──────── Material for this exercise

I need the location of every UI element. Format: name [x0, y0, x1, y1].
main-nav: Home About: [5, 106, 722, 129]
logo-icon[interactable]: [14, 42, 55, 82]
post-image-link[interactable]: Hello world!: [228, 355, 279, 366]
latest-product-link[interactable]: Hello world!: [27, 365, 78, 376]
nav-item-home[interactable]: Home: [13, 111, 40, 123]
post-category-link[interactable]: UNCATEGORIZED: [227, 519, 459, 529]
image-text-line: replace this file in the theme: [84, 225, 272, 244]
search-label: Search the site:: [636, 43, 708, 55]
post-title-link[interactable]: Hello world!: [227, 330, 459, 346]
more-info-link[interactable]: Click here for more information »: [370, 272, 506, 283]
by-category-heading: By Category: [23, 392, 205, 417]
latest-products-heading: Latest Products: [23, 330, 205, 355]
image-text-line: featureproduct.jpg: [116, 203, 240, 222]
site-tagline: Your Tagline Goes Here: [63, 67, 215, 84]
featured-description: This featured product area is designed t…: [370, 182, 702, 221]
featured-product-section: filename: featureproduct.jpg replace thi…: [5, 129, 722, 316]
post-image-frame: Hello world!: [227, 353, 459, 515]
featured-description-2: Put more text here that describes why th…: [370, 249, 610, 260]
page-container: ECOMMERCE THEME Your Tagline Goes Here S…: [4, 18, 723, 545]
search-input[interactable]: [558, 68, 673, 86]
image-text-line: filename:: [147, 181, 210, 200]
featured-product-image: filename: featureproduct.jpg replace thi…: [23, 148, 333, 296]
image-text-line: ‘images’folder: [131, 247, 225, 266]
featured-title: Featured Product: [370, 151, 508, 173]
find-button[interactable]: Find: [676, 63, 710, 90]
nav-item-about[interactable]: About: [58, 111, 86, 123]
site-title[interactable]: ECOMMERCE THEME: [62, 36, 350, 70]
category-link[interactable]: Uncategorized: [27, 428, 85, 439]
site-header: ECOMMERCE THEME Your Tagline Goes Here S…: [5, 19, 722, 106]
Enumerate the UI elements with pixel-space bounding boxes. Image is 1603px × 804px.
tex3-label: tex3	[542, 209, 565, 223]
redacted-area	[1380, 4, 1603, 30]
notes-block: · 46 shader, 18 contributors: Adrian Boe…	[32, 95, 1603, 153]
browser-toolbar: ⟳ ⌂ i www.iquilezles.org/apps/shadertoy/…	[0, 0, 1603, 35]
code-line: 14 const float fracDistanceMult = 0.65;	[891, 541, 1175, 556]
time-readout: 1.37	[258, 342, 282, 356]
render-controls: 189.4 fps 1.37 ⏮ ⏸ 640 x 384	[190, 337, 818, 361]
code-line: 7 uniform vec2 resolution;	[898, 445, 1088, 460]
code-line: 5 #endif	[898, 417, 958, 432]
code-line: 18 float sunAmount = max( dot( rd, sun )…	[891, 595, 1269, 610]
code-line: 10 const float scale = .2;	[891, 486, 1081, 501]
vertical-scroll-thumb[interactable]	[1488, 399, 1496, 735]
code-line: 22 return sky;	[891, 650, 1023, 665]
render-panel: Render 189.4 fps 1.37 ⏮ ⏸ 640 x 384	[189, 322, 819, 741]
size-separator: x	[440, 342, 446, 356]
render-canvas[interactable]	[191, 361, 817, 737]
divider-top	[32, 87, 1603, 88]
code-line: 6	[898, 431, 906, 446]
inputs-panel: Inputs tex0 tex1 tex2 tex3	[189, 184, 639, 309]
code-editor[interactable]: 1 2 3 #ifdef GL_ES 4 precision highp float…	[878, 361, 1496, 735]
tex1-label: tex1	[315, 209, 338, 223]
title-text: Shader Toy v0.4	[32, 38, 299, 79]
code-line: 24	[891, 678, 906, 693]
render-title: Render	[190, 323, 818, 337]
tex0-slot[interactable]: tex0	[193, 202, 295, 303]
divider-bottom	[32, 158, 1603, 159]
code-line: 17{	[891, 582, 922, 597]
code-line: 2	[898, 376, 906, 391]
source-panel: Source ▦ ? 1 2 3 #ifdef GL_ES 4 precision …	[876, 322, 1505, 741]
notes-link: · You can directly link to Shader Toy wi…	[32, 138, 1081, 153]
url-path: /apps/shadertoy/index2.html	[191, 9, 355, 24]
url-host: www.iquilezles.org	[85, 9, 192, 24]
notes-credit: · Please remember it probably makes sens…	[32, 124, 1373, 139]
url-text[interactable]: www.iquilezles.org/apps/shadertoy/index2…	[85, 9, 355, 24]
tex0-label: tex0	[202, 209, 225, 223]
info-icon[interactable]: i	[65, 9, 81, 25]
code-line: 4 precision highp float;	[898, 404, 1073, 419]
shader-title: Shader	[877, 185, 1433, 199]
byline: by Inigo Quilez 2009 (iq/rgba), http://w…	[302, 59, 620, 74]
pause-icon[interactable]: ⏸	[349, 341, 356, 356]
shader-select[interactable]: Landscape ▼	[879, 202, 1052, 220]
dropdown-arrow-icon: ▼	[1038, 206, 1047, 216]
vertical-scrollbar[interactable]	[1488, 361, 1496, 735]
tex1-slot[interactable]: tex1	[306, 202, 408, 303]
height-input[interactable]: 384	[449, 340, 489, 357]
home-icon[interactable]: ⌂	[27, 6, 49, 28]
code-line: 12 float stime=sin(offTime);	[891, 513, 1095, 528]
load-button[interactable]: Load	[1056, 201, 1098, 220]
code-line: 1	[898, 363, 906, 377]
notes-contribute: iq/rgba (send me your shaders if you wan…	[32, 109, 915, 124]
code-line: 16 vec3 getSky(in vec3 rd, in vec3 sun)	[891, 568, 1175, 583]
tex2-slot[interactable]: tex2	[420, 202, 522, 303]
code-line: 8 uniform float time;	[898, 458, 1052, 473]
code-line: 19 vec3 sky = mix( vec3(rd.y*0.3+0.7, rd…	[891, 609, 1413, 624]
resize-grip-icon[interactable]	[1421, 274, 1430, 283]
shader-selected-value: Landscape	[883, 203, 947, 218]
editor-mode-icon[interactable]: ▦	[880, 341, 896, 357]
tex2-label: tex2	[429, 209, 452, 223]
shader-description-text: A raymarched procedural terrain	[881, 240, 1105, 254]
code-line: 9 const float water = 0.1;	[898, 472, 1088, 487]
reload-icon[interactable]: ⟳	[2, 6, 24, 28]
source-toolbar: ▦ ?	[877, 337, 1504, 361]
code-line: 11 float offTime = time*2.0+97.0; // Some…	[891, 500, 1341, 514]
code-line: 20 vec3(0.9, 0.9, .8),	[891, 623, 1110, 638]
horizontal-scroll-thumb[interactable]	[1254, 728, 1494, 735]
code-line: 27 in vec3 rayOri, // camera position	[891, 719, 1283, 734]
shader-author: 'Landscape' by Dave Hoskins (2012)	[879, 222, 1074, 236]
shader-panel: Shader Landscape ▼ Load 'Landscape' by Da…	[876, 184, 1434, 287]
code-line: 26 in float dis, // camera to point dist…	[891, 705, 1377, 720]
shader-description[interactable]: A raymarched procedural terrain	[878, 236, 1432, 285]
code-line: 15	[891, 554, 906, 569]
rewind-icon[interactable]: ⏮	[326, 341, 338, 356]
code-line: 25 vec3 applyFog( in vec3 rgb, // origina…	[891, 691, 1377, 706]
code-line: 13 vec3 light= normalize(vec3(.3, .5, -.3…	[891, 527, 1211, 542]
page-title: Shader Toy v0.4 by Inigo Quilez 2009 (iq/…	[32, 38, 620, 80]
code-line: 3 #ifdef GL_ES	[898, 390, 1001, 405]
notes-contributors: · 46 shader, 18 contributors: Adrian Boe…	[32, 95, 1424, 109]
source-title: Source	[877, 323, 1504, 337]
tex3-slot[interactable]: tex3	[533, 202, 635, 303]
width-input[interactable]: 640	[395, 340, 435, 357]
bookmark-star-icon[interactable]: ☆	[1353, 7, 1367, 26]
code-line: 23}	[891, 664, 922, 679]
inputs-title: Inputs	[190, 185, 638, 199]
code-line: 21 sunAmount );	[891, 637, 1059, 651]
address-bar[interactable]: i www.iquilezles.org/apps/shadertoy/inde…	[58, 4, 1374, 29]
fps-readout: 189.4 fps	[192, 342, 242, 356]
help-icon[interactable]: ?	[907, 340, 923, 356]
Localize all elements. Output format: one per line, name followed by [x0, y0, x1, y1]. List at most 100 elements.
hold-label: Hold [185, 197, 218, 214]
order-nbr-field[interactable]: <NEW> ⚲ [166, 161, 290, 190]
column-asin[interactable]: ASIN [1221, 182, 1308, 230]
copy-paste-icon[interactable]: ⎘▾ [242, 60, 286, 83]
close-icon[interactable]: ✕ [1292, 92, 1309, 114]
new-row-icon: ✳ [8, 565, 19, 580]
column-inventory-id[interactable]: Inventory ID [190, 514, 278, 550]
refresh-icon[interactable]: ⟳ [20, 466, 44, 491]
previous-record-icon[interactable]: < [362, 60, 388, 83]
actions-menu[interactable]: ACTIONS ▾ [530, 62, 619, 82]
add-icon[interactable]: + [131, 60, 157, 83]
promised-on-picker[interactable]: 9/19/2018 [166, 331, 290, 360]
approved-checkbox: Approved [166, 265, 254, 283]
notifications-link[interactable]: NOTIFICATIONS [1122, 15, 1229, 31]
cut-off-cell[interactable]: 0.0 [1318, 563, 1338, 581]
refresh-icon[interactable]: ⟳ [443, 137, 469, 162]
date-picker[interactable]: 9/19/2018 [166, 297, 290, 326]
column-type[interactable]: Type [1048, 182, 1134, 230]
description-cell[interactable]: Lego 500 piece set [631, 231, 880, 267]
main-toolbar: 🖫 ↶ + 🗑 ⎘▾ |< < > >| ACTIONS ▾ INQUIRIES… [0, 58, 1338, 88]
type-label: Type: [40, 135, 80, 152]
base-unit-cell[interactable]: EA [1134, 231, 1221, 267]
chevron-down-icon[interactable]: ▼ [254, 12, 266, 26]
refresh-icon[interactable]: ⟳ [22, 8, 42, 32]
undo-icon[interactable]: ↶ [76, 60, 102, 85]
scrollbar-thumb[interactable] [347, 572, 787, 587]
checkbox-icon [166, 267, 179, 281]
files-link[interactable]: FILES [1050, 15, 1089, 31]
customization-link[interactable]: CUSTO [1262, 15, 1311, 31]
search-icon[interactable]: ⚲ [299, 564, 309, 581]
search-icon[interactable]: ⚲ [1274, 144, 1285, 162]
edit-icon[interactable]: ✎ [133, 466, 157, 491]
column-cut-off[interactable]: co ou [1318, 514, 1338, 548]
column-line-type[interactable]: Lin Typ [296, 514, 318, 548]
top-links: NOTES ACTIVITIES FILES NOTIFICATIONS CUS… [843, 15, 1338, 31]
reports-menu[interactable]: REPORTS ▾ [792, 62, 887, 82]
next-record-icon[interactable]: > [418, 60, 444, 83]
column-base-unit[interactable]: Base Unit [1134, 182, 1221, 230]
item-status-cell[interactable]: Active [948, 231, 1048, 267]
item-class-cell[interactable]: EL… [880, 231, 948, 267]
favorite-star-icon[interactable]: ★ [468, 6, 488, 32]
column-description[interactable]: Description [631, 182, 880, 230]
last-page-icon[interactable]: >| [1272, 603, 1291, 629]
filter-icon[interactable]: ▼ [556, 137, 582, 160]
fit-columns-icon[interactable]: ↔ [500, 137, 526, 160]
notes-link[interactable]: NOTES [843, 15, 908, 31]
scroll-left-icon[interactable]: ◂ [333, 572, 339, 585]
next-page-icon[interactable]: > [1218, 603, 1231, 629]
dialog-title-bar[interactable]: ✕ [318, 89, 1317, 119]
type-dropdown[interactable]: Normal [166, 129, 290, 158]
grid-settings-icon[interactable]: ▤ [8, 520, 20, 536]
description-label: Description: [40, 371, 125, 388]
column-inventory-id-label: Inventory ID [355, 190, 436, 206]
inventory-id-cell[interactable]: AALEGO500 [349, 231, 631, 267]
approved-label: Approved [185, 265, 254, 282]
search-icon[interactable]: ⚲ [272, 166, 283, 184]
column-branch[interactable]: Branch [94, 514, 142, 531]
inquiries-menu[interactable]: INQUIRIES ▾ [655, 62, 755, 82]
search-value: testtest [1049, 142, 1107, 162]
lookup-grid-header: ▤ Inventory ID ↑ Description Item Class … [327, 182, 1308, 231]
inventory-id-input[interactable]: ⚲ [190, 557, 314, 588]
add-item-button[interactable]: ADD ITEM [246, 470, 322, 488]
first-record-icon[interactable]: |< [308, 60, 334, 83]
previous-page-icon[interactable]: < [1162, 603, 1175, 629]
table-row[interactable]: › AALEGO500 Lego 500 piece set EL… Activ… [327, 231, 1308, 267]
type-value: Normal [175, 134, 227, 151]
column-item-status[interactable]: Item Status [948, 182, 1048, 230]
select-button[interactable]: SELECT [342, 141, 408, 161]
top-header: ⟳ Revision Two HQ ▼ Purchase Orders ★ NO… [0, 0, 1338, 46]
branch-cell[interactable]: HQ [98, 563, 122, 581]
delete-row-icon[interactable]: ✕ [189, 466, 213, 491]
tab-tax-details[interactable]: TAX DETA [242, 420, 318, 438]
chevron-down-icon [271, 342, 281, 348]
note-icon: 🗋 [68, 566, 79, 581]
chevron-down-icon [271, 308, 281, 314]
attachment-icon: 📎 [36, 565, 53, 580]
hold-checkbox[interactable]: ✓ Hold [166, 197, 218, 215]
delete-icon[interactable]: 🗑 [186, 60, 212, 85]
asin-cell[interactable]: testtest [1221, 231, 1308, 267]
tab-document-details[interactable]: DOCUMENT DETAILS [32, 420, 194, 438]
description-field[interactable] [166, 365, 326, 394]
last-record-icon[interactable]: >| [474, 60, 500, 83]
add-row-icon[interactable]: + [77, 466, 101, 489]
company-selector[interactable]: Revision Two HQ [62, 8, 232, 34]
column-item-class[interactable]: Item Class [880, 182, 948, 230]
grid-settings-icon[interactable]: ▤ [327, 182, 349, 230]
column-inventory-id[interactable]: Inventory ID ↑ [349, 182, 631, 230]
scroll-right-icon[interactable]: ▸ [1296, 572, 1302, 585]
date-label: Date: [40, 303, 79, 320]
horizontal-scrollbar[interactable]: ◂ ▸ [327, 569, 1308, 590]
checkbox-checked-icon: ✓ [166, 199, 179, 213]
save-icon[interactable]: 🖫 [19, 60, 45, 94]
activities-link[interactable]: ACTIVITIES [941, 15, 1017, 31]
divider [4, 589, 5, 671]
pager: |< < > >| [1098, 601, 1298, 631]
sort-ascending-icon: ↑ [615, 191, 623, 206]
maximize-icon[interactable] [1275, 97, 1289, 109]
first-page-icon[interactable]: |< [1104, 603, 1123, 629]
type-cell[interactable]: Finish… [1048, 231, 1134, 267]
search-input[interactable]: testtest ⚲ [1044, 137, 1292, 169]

────────────────

• **What you are asked to do**
Please put everything from the start of the material down through the line containing "image-text-line: featureproduct.jpg: [116, 203, 240, 222]" into a JSON list of strings, with one string per line and no entries for blank lines.

• **Completed task**
[
  "I need the location of every UI element. Format: name [x0, y0, x1, y1].",
  "main-nav: Home About: [5, 106, 722, 129]",
  "logo-icon[interactable]: [14, 42, 55, 82]",
  "post-image-link[interactable]: Hello world!: [228, 355, 279, 366]",
  "latest-product-link[interactable]: Hello world!: [27, 365, 78, 376]",
  "nav-item-home[interactable]: Home: [13, 111, 40, 123]",
  "post-category-link[interactable]: UNCATEGORIZED: [227, 519, 459, 529]",
  "image-text-line: replace this file in the theme: [84, 225, 272, 244]",
  "search-label: Search the site:: [636, 43, 708, 55]",
  "post-title-link[interactable]: Hello world!: [227, 330, 459, 346]",
  "more-info-link[interactable]: Click here for more information »: [370, 272, 506, 283]",
  "by-category-heading: By Category: [23, 392, 205, 417]",
  "latest-products-heading: Latest Products: [23, 330, 205, 355]",
  "image-text-line: featureproduct.jpg: [116, 203, 240, 222]"
]